Written request
Of the lines in the entries below, state how many hold the word "percentages". Say nothing else.

[Extracted records]

>> begin

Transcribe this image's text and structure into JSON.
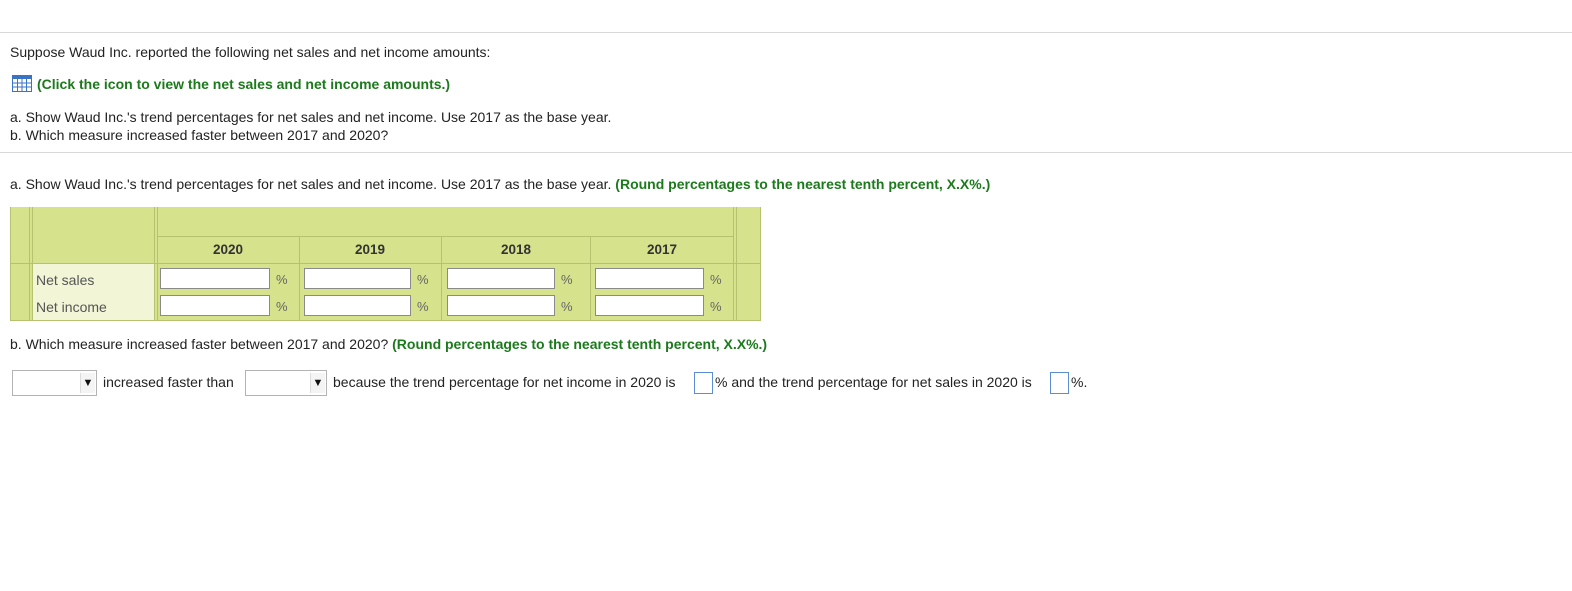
{
  "intro": {
    "statement": "Suppose Waud Inc. reported the following net sales and net income amounts:",
    "icon_link_text": "(Click the icon to view the net sales and net income amounts.)",
    "icon": "calculator-table-icon",
    "question_a": "a. Show Waud Inc.'s trend percentages for net sales and net income. Use 2017 as the base year.",
    "question_b": "b. Which measure increased faster between 2017 and 2020?"
  },
  "part_a": {
    "prompt": "a. Show Waud Inc.'s trend percentages for net sales and net income. Use 2017 as the base year.",
    "hint": "(Round percentages to the nearest tenth percent, X.X%.)",
    "columns": [
      "2020",
      "2019",
      "2018",
      "2017"
    ],
    "rows": [
      {
        "label": "Net sales",
        "values": [
          "",
          "",
          "",
          ""
        ]
      },
      {
        "label": "Net income",
        "values": [
          "",
          "",
          "",
          ""
        ]
      }
    ],
    "percent_symbol": "%"
  },
  "part_b": {
    "prompt": "b. Which measure increased faster between 2017 and 2020?",
    "hint": "(Round percentages to the nearest tenth percent, X.X%.)",
    "select_1_value": "",
    "text_1": "increased faster than",
    "select_2_value": "",
    "text_2": "because the trend percentage for net income in 2020 is",
    "text_3": "% and the trend percentage for net sales in 2020 is",
    "text_4": "%.",
    "net_income_2020_value": "",
    "net_sales_2020_value": ""
  },
  "colors": {
    "accent_green": "#1c7a1c",
    "table_bg": "#d7e28d",
    "input_border_blue": "#5a8ed0"
  }
}
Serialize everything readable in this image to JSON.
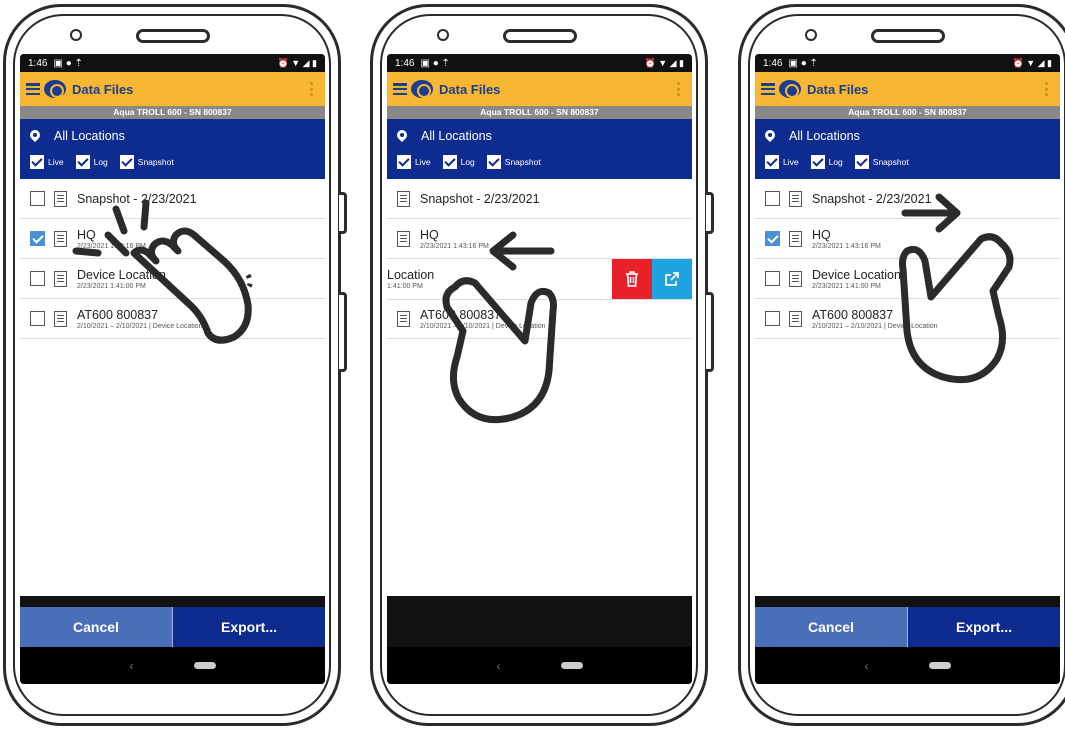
{
  "common": {
    "time": "1:46",
    "app_title": "Data Files",
    "device": "Aqua TROLL 600 - SN 800837",
    "location": "All Locations",
    "filters": [
      "Live",
      "Log",
      "Snapshot"
    ],
    "cancel_label": "Cancel",
    "export_label": "Export..."
  },
  "phone1": {
    "items": [
      {
        "name": "Snapshot - 2/23/2021",
        "sub": "",
        "checked": false
      },
      {
        "name": "HQ",
        "sub": "2/23/2021 1:43:16 PM",
        "checked": true
      },
      {
        "name": "Device Location",
        "sub": "2/23/2021 1:41:00 PM",
        "checked": false
      },
      {
        "name": "AT600 800837",
        "sub": "2/10/2021 – 2/10/2021 | Device Location",
        "checked": false
      }
    ]
  },
  "phone2": {
    "items": [
      {
        "name": "Snapshot - 2/23/2021",
        "sub": ""
      },
      {
        "name": "HQ",
        "sub": "2/23/2021 1:43:16 PM"
      },
      {
        "name": "Location",
        "sub": "1:41:00 PM"
      },
      {
        "name": "AT600 800837",
        "sub": "2/10/2021 – 2/10/2021 | Device Location"
      }
    ]
  },
  "phone3": {
    "items": [
      {
        "name": "Snapshot - 2/23/2021",
        "sub": "",
        "checked": false
      },
      {
        "name": "HQ",
        "sub": "2/23/2021 1:43:16 PM",
        "checked": true
      },
      {
        "name": "Device Location",
        "sub": "2/23/2021 1:41:00 PM",
        "checked": false
      },
      {
        "name": "AT600 800837",
        "sub": "2/10/2021 – 2/10/2021 | Device Location",
        "checked": false
      }
    ]
  },
  "colors": {
    "appbar": "#f7b733",
    "locbar": "#0e2c8f",
    "delete": "#e8202a",
    "share": "#1fa3e0"
  },
  "gestures": [
    "tap-hand",
    "swipe-left-hand",
    "swipe-right-hand"
  ]
}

>> end

Exercise output
4